Exercise set:
1. In the article on resilience in the time of Covid-19, who is named as the writer, and what position does he hold?
2. Decide whether each statement below agrees with the article on resilience in the time of Covid-19. Answer yes or no for each, and quote the words from the article that settle it.
(a) The pandemic has caused a wave of breakages that reveals a systemic frailty of individual technologies.
(b) Organizations that are heavily offshored have generally had more adjustments to make than more automated firms.
(c) Systems have been tested to their limits of processing and operation during the pandemic.
3. Copy the passage of the article on resilience in the time of Covid-19 starting with "In general, systems" and going on through "industry players simultaneously.", keeping every word as it appears.

Extract:
_ _ _ _ _ _ _

Resilience in the time of Covid-19

Fund operators must build resiliency into technology rather than relying on people or offshoring, writes Paul Roberts, Chief Executive Officer of Milestone Group

clearpat POSTED ON 8/3/2020 2:45:44 PM

The disruption and dislocation caused by Covid-19 has underscored the need to plan for the unplannable.

In general, systems appear to have held up well in this pandemic and have not been tested to their limits of processing and operation.

There has been no wave of breakages that would point to a systemic frailty of individual technologies.

What is interesting is the combination of events that has created scenarios that were not necessarily planned for as part of a normal Disaster Recovery or BCP arrangement.

Consideration needs to be given to combinations of factors that can collectively change the risk profile of firms and indeed the industry where these factors affect a wide range of industry players simultaneously.

There is also a heightened level of systemic risk due to the impact on staff, which is not limited to the workplace.

Organisations that are heavily offshored in second or third world economies have generally had more adjustments to make than those firms who have retained a significant portion of local labour or who are more automated.

_ _ _ _ _ _ _

The data:
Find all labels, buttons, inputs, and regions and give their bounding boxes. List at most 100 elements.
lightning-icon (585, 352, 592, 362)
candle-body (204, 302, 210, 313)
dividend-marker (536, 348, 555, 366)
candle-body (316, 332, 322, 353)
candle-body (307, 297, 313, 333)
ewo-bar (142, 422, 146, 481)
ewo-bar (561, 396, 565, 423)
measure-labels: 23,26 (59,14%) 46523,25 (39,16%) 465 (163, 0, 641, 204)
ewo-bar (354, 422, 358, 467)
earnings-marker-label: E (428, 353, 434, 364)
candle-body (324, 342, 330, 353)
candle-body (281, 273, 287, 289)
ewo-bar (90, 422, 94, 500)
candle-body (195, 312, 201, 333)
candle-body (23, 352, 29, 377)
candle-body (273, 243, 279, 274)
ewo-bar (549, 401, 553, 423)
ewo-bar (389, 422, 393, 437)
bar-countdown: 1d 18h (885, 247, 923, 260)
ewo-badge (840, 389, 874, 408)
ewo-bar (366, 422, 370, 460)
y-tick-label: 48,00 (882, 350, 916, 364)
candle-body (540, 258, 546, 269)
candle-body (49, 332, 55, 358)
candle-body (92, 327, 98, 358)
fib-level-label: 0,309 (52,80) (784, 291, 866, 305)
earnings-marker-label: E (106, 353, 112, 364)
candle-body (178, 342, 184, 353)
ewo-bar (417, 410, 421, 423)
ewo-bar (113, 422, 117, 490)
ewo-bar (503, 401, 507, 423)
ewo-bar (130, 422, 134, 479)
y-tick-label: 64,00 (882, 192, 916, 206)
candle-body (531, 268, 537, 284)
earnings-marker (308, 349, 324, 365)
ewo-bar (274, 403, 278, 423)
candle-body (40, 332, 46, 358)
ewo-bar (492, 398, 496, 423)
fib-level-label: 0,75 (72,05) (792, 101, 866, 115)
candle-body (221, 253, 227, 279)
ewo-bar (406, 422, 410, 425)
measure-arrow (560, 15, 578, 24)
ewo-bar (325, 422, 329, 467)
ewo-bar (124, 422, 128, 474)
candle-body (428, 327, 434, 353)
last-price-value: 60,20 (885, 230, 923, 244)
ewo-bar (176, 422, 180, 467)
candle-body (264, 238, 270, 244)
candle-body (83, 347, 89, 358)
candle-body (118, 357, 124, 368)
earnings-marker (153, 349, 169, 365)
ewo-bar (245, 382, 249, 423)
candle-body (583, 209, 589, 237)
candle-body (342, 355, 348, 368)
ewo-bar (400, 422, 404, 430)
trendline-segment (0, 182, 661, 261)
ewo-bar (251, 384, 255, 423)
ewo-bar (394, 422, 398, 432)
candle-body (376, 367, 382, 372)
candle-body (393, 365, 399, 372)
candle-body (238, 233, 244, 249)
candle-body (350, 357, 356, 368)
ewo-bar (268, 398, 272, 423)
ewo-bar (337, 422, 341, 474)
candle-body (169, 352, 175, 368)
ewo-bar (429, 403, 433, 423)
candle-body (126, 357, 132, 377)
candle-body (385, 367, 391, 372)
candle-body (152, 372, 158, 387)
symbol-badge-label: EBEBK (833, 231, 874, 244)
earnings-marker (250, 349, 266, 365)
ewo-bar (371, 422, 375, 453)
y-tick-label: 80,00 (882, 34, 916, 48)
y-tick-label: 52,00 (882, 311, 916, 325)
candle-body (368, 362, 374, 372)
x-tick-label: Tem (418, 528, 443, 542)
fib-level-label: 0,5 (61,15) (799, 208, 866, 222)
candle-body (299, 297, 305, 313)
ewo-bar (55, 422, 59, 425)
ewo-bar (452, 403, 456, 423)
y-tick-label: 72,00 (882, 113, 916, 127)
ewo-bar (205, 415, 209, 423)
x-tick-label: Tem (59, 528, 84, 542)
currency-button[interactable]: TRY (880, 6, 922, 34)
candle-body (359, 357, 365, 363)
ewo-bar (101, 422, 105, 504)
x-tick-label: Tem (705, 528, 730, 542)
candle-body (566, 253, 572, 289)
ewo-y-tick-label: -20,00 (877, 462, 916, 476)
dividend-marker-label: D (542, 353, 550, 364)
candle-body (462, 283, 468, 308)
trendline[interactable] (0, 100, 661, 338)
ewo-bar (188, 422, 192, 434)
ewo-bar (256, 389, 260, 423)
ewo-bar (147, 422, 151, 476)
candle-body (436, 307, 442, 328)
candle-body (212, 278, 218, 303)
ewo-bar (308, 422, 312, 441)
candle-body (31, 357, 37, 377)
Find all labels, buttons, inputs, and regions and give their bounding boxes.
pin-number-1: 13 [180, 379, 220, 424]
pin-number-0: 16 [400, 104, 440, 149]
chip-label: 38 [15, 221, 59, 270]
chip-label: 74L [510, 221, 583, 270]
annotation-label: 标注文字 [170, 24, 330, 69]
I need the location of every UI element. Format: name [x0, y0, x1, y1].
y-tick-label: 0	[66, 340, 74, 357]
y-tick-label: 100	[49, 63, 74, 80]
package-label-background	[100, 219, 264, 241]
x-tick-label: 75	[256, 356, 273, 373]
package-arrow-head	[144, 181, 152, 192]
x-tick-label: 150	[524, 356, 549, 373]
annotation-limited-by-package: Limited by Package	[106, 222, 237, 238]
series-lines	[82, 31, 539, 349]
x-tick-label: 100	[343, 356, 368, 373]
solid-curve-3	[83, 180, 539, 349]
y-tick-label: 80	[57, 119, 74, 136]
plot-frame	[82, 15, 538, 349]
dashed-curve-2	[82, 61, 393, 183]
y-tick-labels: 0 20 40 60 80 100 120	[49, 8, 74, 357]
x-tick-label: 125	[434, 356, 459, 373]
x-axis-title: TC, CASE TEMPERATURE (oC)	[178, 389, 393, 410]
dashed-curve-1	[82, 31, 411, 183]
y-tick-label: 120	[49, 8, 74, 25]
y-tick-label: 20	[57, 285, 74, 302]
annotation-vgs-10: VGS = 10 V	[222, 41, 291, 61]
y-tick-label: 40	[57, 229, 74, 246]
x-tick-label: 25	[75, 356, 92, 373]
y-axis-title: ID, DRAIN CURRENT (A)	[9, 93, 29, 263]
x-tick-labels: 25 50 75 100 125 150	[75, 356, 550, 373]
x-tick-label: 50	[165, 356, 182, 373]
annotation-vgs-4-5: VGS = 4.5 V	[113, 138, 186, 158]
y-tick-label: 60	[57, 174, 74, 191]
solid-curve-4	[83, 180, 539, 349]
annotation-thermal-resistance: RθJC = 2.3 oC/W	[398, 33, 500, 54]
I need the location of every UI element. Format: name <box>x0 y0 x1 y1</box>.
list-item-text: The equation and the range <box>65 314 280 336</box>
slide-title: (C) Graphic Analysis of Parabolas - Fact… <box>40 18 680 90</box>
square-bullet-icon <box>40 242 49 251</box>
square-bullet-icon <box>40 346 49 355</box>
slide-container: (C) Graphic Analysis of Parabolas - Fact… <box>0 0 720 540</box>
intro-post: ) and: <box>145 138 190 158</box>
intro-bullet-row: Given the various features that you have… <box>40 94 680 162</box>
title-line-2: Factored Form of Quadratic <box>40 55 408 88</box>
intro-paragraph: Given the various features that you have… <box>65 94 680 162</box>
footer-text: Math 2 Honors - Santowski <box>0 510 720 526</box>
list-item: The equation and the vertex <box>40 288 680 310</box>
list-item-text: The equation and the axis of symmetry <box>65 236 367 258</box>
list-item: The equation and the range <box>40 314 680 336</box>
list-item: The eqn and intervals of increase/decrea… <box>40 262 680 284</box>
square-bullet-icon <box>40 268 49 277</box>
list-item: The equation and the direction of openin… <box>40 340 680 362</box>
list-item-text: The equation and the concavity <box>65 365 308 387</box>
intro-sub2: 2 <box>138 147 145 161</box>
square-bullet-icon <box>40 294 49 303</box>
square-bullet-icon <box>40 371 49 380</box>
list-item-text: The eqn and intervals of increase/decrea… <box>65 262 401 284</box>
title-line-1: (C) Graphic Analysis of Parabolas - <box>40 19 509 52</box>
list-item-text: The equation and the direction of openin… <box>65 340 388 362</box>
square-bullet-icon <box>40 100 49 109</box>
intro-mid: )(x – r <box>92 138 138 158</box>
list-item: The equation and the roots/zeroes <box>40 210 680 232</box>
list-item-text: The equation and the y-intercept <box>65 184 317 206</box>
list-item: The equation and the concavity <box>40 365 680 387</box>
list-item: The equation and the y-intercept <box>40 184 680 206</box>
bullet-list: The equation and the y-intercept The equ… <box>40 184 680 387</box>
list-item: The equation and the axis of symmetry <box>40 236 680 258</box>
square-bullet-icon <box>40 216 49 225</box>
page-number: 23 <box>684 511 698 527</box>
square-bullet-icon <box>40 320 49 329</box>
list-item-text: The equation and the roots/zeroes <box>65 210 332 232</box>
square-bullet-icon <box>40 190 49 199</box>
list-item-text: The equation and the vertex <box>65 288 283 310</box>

_ _ _ _ _ _ _

Responses for each task:
1. Paul Roberts, Chief Executive Officer of Milestone Group.

2.
(a) No: "There has been no wave of breakages that would point to a systemic frailty of individual technologies."
(b) Yes: "Organisations that are heavily offshored in second or third world economies have generally had more adjustments to make than those firms who have retained a significant portion of local labour or who are more automated."
(c) No: "have not been tested to their limits of processing and operation."

3.
In general, systems appear to have held up well in this pandemic and have not been tested to their limits of processing and operation.

There has been no wave of breakages that would point to a systemic frailty of individual technologies.

What is interesting is the combination of events that has created scenarios that were not necessarily planned for as part of a normal Disaster Recovery or BCP arrangement.

Consideration needs to be given to combinations of factors that can collectively change the risk profile of firms and indeed the industry where these factors affect a wide range of industry players simultaneously.